## Material supplied
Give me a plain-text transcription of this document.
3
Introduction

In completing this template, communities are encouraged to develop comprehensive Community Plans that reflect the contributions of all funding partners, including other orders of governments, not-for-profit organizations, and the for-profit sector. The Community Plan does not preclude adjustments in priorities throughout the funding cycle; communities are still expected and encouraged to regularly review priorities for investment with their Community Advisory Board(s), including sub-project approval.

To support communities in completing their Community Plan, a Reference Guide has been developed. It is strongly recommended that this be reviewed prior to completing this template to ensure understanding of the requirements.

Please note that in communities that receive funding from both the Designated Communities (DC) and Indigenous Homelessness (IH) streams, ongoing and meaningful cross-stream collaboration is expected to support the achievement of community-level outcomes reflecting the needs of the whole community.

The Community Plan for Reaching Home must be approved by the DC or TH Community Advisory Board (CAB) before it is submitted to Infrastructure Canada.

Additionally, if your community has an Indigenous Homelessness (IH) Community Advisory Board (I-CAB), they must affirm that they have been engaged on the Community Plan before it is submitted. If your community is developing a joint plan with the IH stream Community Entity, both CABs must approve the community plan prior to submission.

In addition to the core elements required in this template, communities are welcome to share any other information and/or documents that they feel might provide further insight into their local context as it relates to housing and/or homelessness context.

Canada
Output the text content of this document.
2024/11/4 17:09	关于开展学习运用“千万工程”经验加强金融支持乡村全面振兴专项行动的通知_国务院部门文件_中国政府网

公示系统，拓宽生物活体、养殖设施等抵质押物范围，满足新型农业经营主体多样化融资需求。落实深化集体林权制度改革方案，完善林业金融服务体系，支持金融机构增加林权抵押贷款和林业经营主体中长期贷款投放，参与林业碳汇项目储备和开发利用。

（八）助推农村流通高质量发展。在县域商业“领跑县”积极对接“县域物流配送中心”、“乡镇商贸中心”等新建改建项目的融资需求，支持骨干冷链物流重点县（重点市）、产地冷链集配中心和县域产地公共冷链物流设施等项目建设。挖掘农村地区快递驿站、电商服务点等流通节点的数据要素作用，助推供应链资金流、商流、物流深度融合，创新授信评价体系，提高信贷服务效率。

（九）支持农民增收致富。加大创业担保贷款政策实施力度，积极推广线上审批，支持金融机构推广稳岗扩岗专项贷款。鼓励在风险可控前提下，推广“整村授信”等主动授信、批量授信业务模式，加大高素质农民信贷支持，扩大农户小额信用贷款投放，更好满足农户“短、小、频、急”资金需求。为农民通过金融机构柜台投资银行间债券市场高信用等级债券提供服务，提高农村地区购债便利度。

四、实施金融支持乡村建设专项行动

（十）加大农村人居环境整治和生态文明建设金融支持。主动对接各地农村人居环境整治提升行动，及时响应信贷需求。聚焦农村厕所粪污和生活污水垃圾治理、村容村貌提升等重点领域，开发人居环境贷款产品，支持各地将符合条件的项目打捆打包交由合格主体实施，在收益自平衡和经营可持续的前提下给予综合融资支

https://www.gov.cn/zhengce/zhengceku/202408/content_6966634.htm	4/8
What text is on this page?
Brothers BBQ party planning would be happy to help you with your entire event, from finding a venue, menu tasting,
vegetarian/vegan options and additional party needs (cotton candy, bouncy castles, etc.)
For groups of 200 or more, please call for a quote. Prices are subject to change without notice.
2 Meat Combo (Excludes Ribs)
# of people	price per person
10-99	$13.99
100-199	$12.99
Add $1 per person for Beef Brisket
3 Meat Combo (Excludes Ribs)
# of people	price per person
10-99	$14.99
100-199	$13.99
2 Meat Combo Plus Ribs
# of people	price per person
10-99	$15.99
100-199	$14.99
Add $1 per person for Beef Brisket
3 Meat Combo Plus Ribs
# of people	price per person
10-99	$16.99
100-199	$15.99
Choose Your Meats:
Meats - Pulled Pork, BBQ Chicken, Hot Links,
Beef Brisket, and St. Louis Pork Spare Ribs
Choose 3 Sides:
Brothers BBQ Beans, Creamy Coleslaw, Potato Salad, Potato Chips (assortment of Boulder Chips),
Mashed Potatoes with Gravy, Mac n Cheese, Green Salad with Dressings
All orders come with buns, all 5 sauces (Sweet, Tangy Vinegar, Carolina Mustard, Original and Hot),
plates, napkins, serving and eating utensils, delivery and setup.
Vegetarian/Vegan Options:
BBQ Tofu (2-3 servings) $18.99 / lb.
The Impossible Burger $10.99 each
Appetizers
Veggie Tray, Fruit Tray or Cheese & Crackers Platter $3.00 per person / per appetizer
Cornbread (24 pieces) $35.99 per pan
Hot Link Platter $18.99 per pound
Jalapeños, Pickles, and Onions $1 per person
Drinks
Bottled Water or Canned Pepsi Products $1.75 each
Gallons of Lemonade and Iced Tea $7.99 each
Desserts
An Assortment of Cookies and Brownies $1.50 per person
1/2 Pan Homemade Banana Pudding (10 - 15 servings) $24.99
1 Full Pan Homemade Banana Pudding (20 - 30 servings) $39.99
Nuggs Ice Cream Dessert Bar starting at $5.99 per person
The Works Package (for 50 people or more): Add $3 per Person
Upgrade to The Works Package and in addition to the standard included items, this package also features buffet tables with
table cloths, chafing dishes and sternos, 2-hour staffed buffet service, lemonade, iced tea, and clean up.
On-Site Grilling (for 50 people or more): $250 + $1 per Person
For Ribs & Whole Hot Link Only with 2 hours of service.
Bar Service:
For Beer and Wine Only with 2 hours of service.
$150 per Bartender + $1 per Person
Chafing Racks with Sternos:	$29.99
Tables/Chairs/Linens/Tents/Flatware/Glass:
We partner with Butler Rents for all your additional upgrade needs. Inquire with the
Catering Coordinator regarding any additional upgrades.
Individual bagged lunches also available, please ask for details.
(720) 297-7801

## Short exercise
Copy out each line exactly.

## Expected output
Give me a plain-text transcription of this document.
3
Introduction

In completing this template, communities are encouraged to develop comprehensive Community Plans that reflect the contributions of all funding partners, including other orders of governments, not-for-profit organizations, and the for-profit sector. The Community Plan does not preclude adjustments in priorities throughout the funding cycle; communities are still expected and encouraged to regularly review priorities for investment with their Community Advisory Board(s), including sub-project approval.

To support communities in completing their Community Plan, a Reference Guide has been developed. It is strongly recommended that this be reviewed prior to completing this template to ensure understanding of the requirements.

Please note that in communities that receive funding from both the Designated Communities (DC) and Indigenous Homelessness (IH) streams, ongoing and meaningful cross-stream collaboration is expected to support the achievement of community-level outcomes reflecting the needs of the whole community.

The Community Plan for Reaching Home must be approved by the DC or TH Community Advisory Board (CAB) before it is submitted to Infrastructure Canada.

Additionally, if your community has an Indigenous Homelessness (IH) Community Advisory Board (I-CAB), they must affirm that they have been engaged on the Community Plan before it is submitted. If your community is developing a joint plan with the IH stream Community Entity, both CABs must approve the community plan prior to submission.

In addition to the core elements required in this template, communities are welcome to share any other information and/or documents that they feel might provide further insight into their local context as it relates to housing and/or homelessness context.

Canada
Output the text content of this document.
2024/11/4 17:09	关于开展学习运用“千万工程”经验加强金融支持乡村全面振兴专项行动的通知_国务院部门文件_中国政府网

公示系统，拓宽生物活体、养殖设施等抵质押物范围，满足新型农业经营主体多样化融资需求。落实深化集体林权制度改革方案，完善林业金融服务体系，支持金融机构增加林权抵押贷款和林业经营主体中长期贷款投放，参与林业碳汇项目储备和开发利用。

（八）助推农村流通高质量发展。在县域商业“领跑县”积极对接“县域物流配送中心”、“乡镇商贸中心”等新建改建项目的融资需求，支持骨干冷链物流重点县（重点市）、产地冷链集配中心和县域产地公共冷链物流设施等项目建设。挖掘农村地区快递驿站、电商服务点等流通节点的数据要素作用，助推供应链资金流、商流、物流深度融合，创新授信评价体系，提高信贷服务效率。

（九）支持农民增收致富。加大创业担保贷款政策实施力度，积极推广线上审批，支持金融机构推广稳岗扩岗专项贷款。鼓励在风险可控前提下，推广“整村授信”等主动授信、批量授信业务模式，加大高素质农民信贷支持，扩大农户小额信用贷款投放，更好满足农户“短、小、频、急”资金需求。为农民通过金融机构柜台投资银行间债券市场高信用等级债券提供服务，提高农村地区购债便利度。

四、实施金融支持乡村建设专项行动

（十）加大农村人居环境整治和生态文明建设金融支持。主动对接各地农村人居环境整治提升行动，及时响应信贷需求。聚焦农村厕所粪污和生活污水垃圾治理、村容村貌提升等重点领域，开发人居环境贷款产品，支持各地将符合条件的项目打捆打包交由合格主体实施，在收益自平衡和经营可持续的前提下给予综合融资支

https://www.gov.cn/zhengce/zhengceku/202408/content_6966634.htm	4/8
What text is on this page?
Brothers BBQ party planning would be happy to help you with your entire event, from finding a venue, menu tasting,
vegetarian/vegan options and additional party needs (cotton candy, bouncy castles, etc.)
For groups of 200 or more, please call for a quote. Prices are subject to change without notice.
2 Meat Combo (Excludes Ribs)
# of people	price per person
10-99	$13.99
100-199	$12.99
Add $1 per person for Beef Brisket
3 Meat Combo (Excludes Ribs)
# of people	price per person
10-99	$14.99
100-199	$13.99
2 Meat Combo Plus Ribs
# of people	price per person
10-99	$15.99
100-199	$14.99
Add $1 per person for Beef Brisket
3 Meat Combo Plus Ribs
# of people	price per person
10-99	$16.99
100-199	$15.99
Choose Your Meats:
Meats - Pulled Pork, BBQ Chicken, Hot Links,
Beef Brisket, and St. Louis Pork Spare Ribs
Choose 3 Sides:
Brothers BBQ Beans, Creamy Coleslaw, Potato Salad, Potato Chips (assortment of Boulder Chips),
Mashed Potatoes with Gravy, Mac n Cheese, Green Salad with Dressings
All orders come with buns, all 5 sauces (Sweet, Tangy Vinegar, Carolina Mustard, Original and Hot),
plates, napkins, serving and eating utensils, delivery and setup.
Vegetarian/Vegan Options:
BBQ Tofu (2-3 servings) $18.99 / lb.
The Impossible Burger $10.99 each
Appetizers
Veggie Tray, Fruit Tray or Cheese & Crackers Platter $3.00 per person / per appetizer
Cornbread (24 pieces) $35.99 per pan
Hot Link Platter $18.99 per pound
Jalapeños, Pickles, and Onions $1 per person
Drinks
Bottled Water or Canned Pepsi Products $1.75 each
Gallons of Lemonade and Iced Tea $7.99 each
Desserts
An Assortment of Cookies and Brownies $1.50 per person
1/2 Pan Homemade Banana Pudding (10 - 15 servings) $24.99
1 Full Pan Homemade Banana Pudding (20 - 30 servings) $39.99
Nuggs Ice Cream Dessert Bar starting at $5.99 per person
The Works Package (for 50 people or more): Add $3 per Person
Upgrade to The Works Package and in addition to the standard included items, this package also features buffet tables with
table cloths, chafing dishes and sternos, 2-hour staffed buffet service, lemonade, iced tea, and clean up.
On-Site Grilling (for 50 people or more): $250 + $1 per Person
For Ribs & Whole Hot Link Only with 2 hours of service.
Bar Service:
For Beer and Wine Only with 2 hours of service.
$150 per Bartender + $1 per Person
Chafing Racks with Sternos:	$29.99
Tables/Chairs/Linens/Tents/Flatware/Glass:
We partner with Butler Rents for all your additional upgrade needs. Inquire with the
Catering Coordinator regarding any additional upgrades.
Individual bagged lunches also available, please ask for details.
(720) 297-7801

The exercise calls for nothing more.